**TEXT PROVIDED**
Despite these controversies, we proposed two mechanisms that are possibly responsible for multifidus atrophy. In LDH patients, disuse/immobilization of the back muscles is common. Such changes may explain the generalized effect (atrophy) at five levels. In addition, symptoms including paraspinal denervation (short-angled fibers) and re-innervation (grouped fibers, polyphasic action potentials) are common in disc herniation and nerve root compression. The CSA of multifidus muscle innervated by medial branch of the dorsal ramus of the L5 nerve root are reduced when L5 nerve root is compressed by herniated mass.
Numerous studies have reported rapid muscle atrophy in response to inflammation [20, 21] and muscle or joint injury [19]. However, the mechanisms for such changes are poorly understood. Paraspinal muscle plays a more important role in protecting the L3-L4 segment than others. The multifidus muscle maintains the lumbar lordosis by acting like a bowstring which helps to transmit some of the axial compression force on the disc to the anterior longitudinal ligament by switching compression loading to stretch loading; additionally, it protects the discs by preventing unexpected movements like torsion and flexion [22]. This phenomenon not only requires sufficient strength muscle, but also completes the nucleus pulposus and annulus fibrosus structure. For the L5-S1 segment, however, the intervertebral disc below the iliac crest, the ilium could restrict segment movement, thus reduce the pressure and shear forces on the intervertebral disc.

**EXERCISE**
Please quote, word for word, the part of the passage on multifidus muscle atrophy that opens with the words containing "Despite these controversies, we" and closes with "by herniated mass.".

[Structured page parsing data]

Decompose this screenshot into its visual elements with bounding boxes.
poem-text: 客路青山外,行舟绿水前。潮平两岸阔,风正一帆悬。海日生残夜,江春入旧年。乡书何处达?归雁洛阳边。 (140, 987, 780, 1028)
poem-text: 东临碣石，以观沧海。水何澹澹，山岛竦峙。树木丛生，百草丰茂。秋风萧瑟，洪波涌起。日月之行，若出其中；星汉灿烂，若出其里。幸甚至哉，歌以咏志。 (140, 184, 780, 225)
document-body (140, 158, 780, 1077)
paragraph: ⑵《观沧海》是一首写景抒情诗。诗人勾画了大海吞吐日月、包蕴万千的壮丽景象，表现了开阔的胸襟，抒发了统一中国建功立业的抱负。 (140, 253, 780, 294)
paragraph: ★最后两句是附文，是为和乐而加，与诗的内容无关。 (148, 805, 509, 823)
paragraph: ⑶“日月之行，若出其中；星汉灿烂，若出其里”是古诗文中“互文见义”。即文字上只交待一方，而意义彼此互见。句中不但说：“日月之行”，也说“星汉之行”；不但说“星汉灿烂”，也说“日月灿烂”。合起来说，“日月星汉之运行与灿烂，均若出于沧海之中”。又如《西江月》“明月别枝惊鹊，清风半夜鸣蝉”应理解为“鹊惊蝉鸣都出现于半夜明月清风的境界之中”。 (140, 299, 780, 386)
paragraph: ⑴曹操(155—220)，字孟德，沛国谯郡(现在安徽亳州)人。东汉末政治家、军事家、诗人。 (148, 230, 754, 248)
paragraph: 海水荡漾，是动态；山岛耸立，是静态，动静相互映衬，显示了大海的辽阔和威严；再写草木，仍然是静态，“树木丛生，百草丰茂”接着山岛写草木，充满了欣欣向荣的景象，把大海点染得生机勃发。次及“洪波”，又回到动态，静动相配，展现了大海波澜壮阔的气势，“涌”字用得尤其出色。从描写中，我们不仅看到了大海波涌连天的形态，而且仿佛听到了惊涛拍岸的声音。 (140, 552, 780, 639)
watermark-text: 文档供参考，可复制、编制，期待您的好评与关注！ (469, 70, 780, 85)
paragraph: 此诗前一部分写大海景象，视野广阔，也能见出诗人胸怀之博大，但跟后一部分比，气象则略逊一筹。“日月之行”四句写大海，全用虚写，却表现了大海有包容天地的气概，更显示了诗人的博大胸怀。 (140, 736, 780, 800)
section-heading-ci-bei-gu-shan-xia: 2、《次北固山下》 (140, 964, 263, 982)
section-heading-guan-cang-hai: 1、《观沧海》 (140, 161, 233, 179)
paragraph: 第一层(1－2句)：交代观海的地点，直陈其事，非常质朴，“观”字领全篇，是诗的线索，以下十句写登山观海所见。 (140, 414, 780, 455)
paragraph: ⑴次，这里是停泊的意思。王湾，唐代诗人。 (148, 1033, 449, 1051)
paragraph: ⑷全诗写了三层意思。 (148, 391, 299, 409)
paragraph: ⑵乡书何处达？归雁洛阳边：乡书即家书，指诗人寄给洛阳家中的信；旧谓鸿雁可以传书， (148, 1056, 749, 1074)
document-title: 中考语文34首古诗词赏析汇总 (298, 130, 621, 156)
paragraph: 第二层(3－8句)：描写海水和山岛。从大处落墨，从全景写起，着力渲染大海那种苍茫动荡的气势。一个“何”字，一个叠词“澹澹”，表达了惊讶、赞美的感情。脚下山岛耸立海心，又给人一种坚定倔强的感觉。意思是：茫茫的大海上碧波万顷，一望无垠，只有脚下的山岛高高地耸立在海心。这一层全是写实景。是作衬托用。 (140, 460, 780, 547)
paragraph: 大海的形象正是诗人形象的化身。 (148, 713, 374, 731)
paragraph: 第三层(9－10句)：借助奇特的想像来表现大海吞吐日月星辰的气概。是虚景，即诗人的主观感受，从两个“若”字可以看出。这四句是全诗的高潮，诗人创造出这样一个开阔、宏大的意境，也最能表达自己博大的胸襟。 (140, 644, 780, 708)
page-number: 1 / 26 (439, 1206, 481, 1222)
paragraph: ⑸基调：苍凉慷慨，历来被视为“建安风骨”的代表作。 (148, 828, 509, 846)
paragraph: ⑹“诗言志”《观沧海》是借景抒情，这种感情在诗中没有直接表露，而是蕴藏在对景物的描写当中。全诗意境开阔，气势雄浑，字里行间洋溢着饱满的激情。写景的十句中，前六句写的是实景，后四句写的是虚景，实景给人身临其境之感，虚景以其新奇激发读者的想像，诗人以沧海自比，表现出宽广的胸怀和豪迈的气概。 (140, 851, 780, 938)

**RESPONSE TO THE TASK**
Despite these controversies, we proposed two mechanisms that are possibly responsible for multifidus atrophy. In LDH patients, disuse/immobilization of the back muscles is common. Such changes may explain the generalized effect (atrophy) at five levels. In addition, symptoms including paraspinal denervation (short-angled fibers) and re-innervation (grouped fibers, polyphasic action potentials) are common in disc herniation and nerve root compression. The CSA of multifidus muscle innervated by medial branch of the dorsal ramus of the L5 nerve root are reduced when L5 nerve root is compressed by herniated mass.